─── Dataset records

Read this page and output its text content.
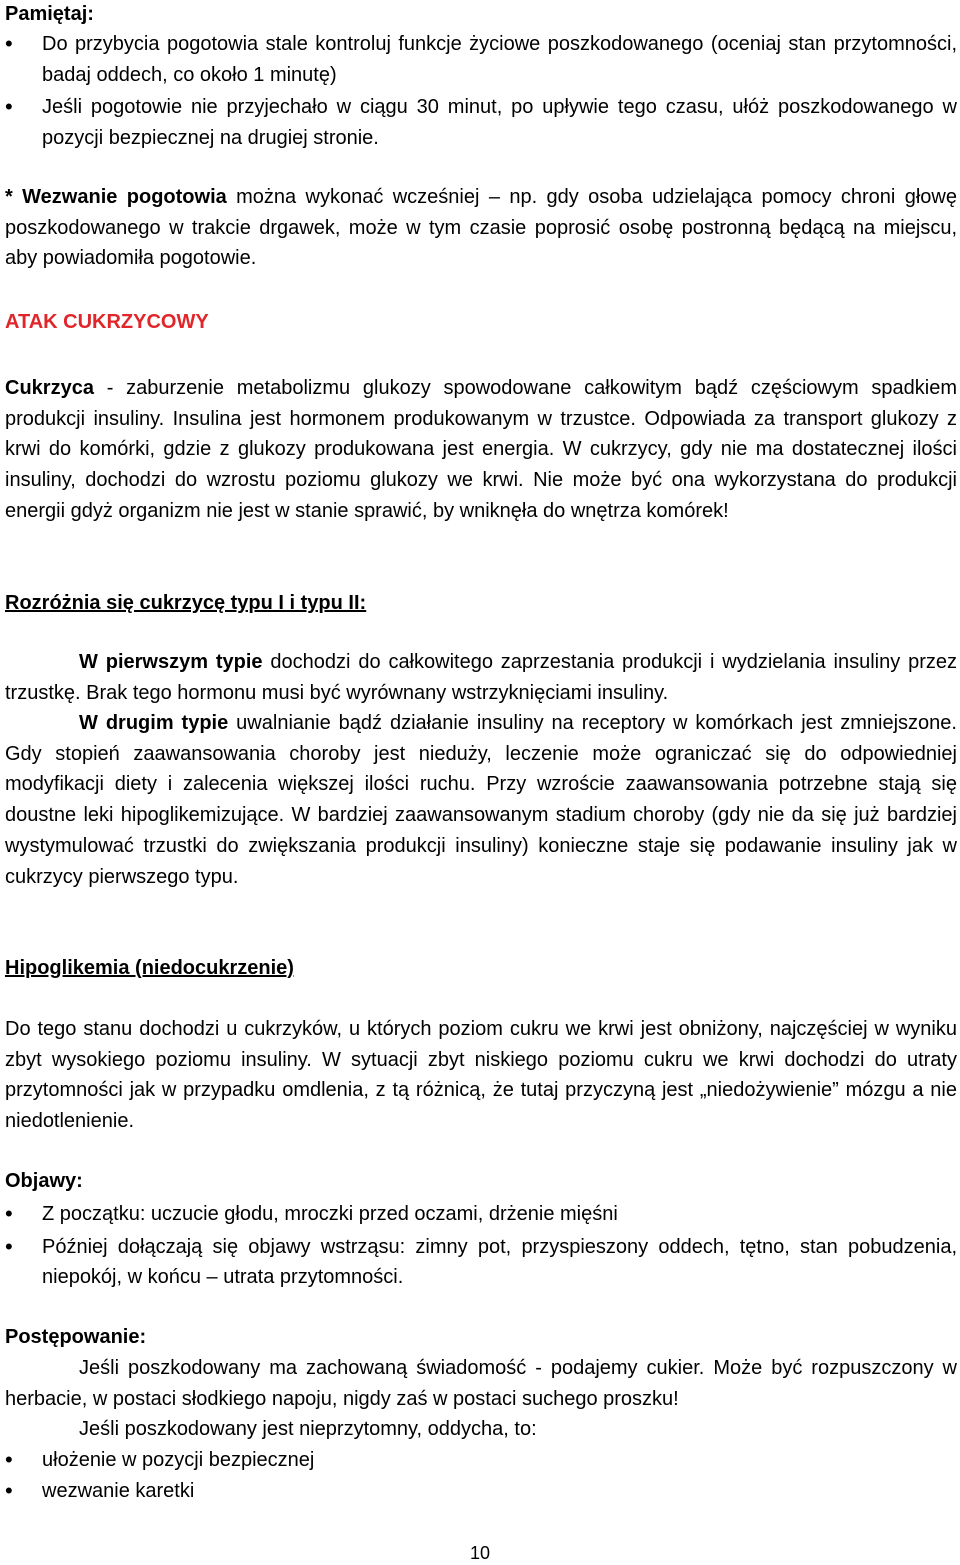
Pamiętaj:
• Do przybycia pogotowia stale kontroluj funkcje życiowe poszkodowanego (oceniaj stan przytomności, badaj oddech, co około 1 minutę)
• Jeśli pogotowie nie przyjechało w ciągu 30 minut, po upływie tego czasu, ułóż poszkodowanego w pozycji bezpiecznej na drugiej stronie.

* Wezwanie pogotowia można wykonać wcześniej – np. gdy osoba udzielająca pomocy chroni głowę poszkodowanego w trakcie drgawek, może w tym czasie poprosić osobę postronną będącą na miejscu, aby powiadomiła pogotowie.

ATAK CUKRZYCOWY

Cukrzyca - zaburzenie metabolizmu glukozy spowodowane całkowitym bądź częściowym spadkiem produkcji insuliny. Insulina jest hormonem produkowanym w trzustce. Odpowiada za transport glukozy z krwi do komórki, gdzie z glukozy produkowana jest energia. W cukrzycy, gdy nie ma dostatecznej ilości insuliny, dochodzi do wzrostu poziomu glukozy we krwi. Nie może być ona wykorzystana do produkcji energii gdyż organizm nie jest w stanie sprawić, by wniknęła do wnętrza komórek!

Rozróżnia się cukrzycę typu I i typu II:

W pierwszym typie dochodzi do całkowitego zaprzestania produkcji i wydzielania insuliny przez trzustkę. Brak tego hormonu musi być wyrównany wstrzyknięciami insuliny.

W drugim typie uwalnianie bądź działanie insuliny na receptory w komórkach jest zmniejszone. Gdy stopień zaawansowania choroby jest nieduży, leczenie może ograniczać się do odpowiedniej modyfikacji diety i zalecenia większej ilości ruchu. Przy wzroście zaawansowania potrzebne stają się doustne leki hipoglikemizujące. W bardziej zaawansowanym stadium choroby (gdy nie da się już bardziej wystymulować trzustki do zwiększania produkcji insuliny) konieczne staje się podawanie insuliny jak w cukrzycy pierwszego typu.

Hipoglikemia (niedocukrzenie)

Do tego stanu dochodzi u cukrzyków, u których poziom cukru we krwi jest obniżony, najczęściej w wyniku zbyt wysokiego poziomu insuliny. W sytuacji zbyt niskiego poziomu cukru we krwi dochodzi do utraty przytomności jak w przypadku omdlenia, z tą różnicą, że tutaj przyczyną jest „niedożywienie” mózgu a nie niedotlenienie.

Objawy:
• Z początku: uczucie głodu, mroczki przed oczami, drżenie mięśni
• Później dołączają się objawy wstrząsu: zimny pot, przyspieszony oddech, tętno, stan pobudzenia, niepokój, w końcu – utrata przytomności.
Postępowanie:

Jeśli poszkodowany ma zachowaną świadomość - podajemy cukier. Może być rozpuszczony w herbacie, w postaci słodkiego napoju, nigdy zaś w postaci suchego proszku!

Jeśli poszkodowany jest nieprzytomny, oddycha, to:

• ułożenie w pozycji bezpiecznej
• wezwanie karetki
10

──────

Challenge
Write every record out again exactly; no pictures belong in the copy.

The output
Read this page and output its text content.
Pamiętaj:
• Do przybycia pogotowia stale kontroluj funkcje życiowe poszkodowanego (oceniaj stan przytomności, badaj oddech, co około 1 minutę)
• Jeśli pogotowie nie przyjechało w ciągu 30 minut, po upływie tego czasu, ułóż poszkodowanego w pozycji bezpiecznej na drugiej stronie.

* Wezwanie pogotowia można wykonać wcześniej – np. gdy osoba udzielająca pomocy chroni głowę poszkodowanego w trakcie drgawek, może w tym czasie poprosić osobę postronną będącą na miejscu, aby powiadomiła pogotowie.

ATAK CUKRZYCOWY

Cukrzyca - zaburzenie metabolizmu glukozy spowodowane całkowitym bądź częściowym spadkiem produkcji insuliny. Insulina jest hormonem produkowanym w trzustce. Odpowiada za transport glukozy z krwi do komórki, gdzie z glukozy produkowana jest energia. W cukrzycy, gdy nie ma dostatecznej ilości insuliny, dochodzi do wzrostu poziomu glukozy we krwi. Nie może być ona wykorzystana do produkcji energii gdyż organizm nie jest w stanie sprawić, by wniknęła do wnętrza komórek!

Rozróżnia się cukrzycę typu I i typu II:

W pierwszym typie dochodzi do całkowitego zaprzestania produkcji i wydzielania insuliny przez trzustkę. Brak tego hormonu musi być wyrównany wstrzyknięciami insuliny.

W drugim typie uwalnianie bądź działanie insuliny na receptory w komórkach jest zmniejszone. Gdy stopień zaawansowania choroby jest nieduży, leczenie może ograniczać się do odpowiedniej modyfikacji diety i zalecenia większej ilości ruchu. Przy wzroście zaawansowania potrzebne stają się doustne leki hipoglikemizujące. W bardziej zaawansowanym stadium choroby (gdy nie da się już bardziej wystymulować trzustki do zwiększania produkcji insuliny) konieczne staje się podawanie insuliny jak w cukrzycy pierwszego typu.

Hipoglikemia (niedocukrzenie)

Do tego stanu dochodzi u cukrzyków, u których poziom cukru we krwi jest obniżony, najczęściej w wyniku zbyt wysokiego poziomu insuliny. W sytuacji zbyt niskiego poziomu cukru we krwi dochodzi do utraty przytomności jak w przypadku omdlenia, z tą różnicą, że tutaj przyczyną jest „niedożywienie” mózgu a nie niedotlenienie.

Objawy:
• Z początku: uczucie głodu, mroczki przed oczami, drżenie mięśni
• Później dołączają się objawy wstrząsu: zimny pot, przyspieszony oddech, tętno, stan pobudzenia, niepokój, w końcu – utrata przytomności.
Postępowanie:

Jeśli poszkodowany ma zachowaną świadomość - podajemy cukier. Może być rozpuszczony w herbacie, w postaci słodkiego napoju, nigdy zaś w postaci suchego proszku!

Jeśli poszkodowany jest nieprzytomny, oddycha, to:

• ułożenie w pozycji bezpiecznej
• wezwanie karetki
10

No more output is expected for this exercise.